::: Data for processing :::

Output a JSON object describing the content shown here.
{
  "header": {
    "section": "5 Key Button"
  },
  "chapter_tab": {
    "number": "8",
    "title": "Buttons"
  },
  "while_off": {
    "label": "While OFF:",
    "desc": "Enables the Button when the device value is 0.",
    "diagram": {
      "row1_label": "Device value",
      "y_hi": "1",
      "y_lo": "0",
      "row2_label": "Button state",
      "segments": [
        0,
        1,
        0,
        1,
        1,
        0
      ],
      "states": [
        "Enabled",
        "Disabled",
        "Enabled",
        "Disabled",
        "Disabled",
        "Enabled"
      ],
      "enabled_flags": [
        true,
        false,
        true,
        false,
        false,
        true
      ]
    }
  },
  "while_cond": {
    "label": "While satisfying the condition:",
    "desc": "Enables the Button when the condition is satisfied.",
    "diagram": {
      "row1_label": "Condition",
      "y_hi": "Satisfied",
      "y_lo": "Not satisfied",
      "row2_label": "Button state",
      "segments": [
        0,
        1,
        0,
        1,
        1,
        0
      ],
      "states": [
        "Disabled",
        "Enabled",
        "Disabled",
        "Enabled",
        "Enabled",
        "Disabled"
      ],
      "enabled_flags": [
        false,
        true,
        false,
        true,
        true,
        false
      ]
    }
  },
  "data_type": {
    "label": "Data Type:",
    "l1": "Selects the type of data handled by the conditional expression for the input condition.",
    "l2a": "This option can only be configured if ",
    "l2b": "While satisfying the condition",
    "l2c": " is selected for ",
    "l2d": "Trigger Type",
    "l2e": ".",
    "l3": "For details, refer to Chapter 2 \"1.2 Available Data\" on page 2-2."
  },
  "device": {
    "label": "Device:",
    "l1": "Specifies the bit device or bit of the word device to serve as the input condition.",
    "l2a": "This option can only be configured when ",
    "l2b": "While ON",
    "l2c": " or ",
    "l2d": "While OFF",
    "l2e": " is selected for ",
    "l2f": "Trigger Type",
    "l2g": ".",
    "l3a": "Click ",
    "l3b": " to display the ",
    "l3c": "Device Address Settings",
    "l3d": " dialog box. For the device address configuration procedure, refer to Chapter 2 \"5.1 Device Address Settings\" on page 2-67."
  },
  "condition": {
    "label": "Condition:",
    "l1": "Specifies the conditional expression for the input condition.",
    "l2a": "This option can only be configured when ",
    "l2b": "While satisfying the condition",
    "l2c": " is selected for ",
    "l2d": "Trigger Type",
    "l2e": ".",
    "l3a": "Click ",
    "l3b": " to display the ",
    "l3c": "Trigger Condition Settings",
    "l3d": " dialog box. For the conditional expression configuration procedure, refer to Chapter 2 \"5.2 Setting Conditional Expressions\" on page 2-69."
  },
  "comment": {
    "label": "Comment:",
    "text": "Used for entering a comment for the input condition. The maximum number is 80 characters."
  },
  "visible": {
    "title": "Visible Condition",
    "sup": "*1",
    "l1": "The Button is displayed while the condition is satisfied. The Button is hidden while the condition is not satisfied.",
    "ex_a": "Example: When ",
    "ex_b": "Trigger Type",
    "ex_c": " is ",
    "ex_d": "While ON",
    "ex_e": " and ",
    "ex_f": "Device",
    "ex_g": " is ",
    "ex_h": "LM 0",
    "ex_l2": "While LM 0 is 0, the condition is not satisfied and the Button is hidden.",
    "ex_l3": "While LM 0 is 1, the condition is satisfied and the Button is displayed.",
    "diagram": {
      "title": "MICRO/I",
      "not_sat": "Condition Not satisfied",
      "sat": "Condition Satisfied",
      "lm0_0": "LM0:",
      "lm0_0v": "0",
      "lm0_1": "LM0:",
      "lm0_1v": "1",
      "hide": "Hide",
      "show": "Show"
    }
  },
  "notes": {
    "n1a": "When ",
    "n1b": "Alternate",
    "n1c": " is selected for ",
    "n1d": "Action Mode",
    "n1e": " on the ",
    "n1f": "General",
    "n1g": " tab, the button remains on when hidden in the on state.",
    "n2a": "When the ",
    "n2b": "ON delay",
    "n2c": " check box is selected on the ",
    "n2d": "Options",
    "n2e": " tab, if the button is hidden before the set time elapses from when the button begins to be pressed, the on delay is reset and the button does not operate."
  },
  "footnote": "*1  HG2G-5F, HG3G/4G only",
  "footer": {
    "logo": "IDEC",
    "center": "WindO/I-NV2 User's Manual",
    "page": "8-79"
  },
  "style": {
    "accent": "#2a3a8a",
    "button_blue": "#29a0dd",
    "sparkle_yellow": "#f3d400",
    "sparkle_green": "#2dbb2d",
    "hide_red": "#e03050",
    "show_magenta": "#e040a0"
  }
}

:::
::: Data for processing :::

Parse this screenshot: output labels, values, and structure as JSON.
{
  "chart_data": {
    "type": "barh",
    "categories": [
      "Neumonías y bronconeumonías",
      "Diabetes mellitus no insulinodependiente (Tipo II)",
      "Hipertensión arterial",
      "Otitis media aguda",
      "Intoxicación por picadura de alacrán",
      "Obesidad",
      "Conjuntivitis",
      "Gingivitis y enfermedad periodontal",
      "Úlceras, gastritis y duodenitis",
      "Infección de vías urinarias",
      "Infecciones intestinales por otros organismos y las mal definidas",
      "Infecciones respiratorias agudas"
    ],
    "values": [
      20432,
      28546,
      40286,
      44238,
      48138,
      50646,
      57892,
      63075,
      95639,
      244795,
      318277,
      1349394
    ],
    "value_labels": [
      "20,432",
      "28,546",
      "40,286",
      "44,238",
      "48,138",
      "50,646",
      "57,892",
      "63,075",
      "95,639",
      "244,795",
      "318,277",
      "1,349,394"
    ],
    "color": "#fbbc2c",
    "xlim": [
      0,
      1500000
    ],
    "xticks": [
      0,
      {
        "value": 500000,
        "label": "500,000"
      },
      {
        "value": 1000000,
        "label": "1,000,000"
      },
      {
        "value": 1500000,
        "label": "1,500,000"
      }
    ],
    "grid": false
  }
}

:::
::: Data for processing :::

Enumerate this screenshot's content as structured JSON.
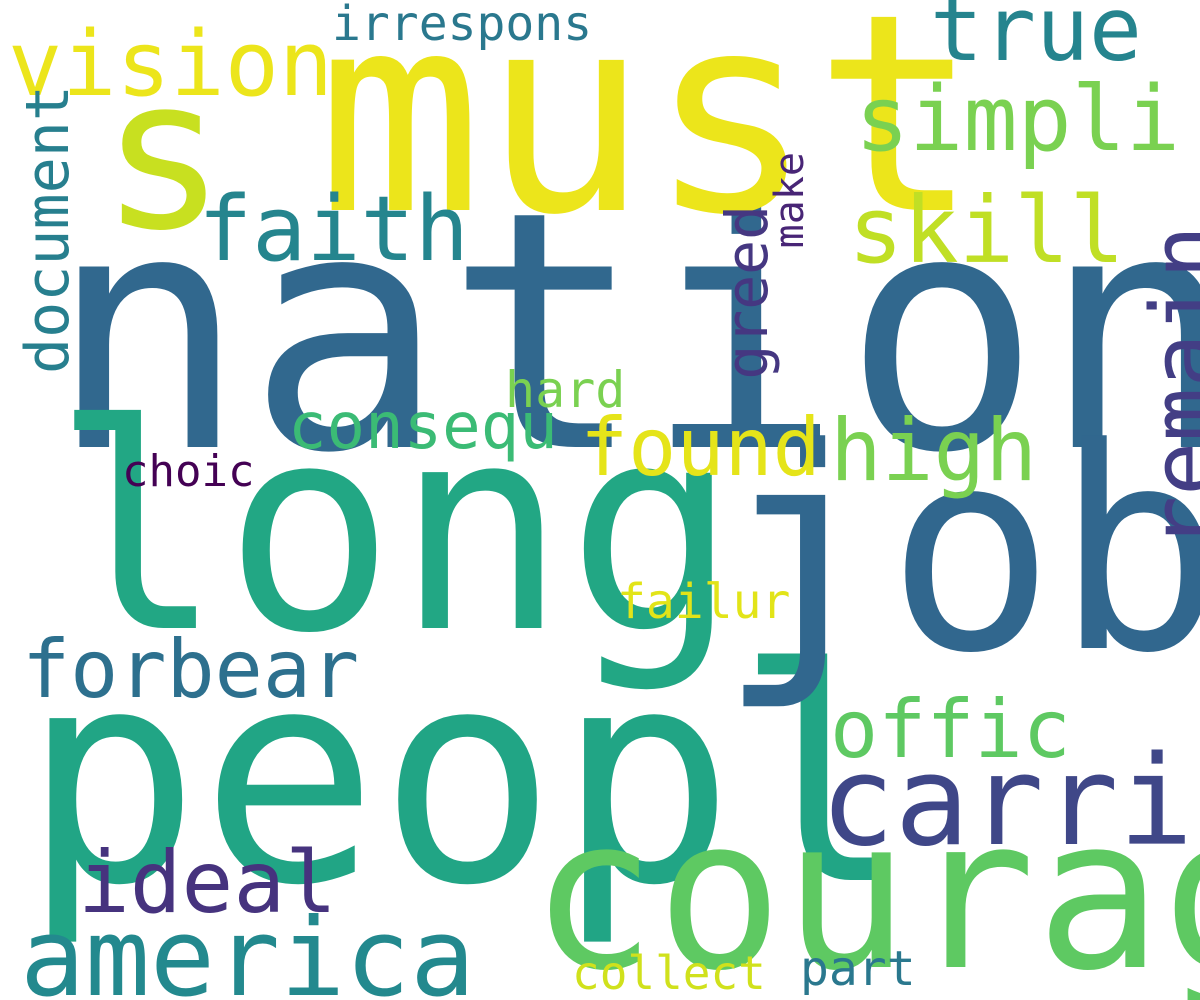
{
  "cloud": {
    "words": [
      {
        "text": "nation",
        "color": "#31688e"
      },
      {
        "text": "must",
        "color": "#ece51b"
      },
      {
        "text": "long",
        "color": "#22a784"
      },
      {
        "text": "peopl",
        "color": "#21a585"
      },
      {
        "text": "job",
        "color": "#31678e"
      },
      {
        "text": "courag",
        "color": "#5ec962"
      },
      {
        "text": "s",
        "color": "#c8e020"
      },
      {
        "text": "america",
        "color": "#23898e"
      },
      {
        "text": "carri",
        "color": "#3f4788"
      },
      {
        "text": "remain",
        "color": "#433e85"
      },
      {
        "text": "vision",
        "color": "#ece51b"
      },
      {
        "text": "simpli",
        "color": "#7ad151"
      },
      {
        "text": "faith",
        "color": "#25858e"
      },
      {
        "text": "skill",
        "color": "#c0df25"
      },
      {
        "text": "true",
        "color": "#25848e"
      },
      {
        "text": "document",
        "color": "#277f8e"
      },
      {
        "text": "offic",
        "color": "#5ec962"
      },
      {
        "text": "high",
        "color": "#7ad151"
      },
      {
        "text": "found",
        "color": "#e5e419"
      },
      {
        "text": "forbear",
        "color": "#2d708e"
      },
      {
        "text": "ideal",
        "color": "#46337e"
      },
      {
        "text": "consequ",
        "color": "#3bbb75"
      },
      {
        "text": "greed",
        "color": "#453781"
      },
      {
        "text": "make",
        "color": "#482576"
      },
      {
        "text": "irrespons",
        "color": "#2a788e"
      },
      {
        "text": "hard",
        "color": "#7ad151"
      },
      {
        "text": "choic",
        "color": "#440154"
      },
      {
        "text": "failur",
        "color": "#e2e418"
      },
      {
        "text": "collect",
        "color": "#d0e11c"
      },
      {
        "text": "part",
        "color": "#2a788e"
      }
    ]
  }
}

:::

The exercise - What is the number of lines in this material that hold the string "delay"? Answer with that number only.

Solution for this task - 2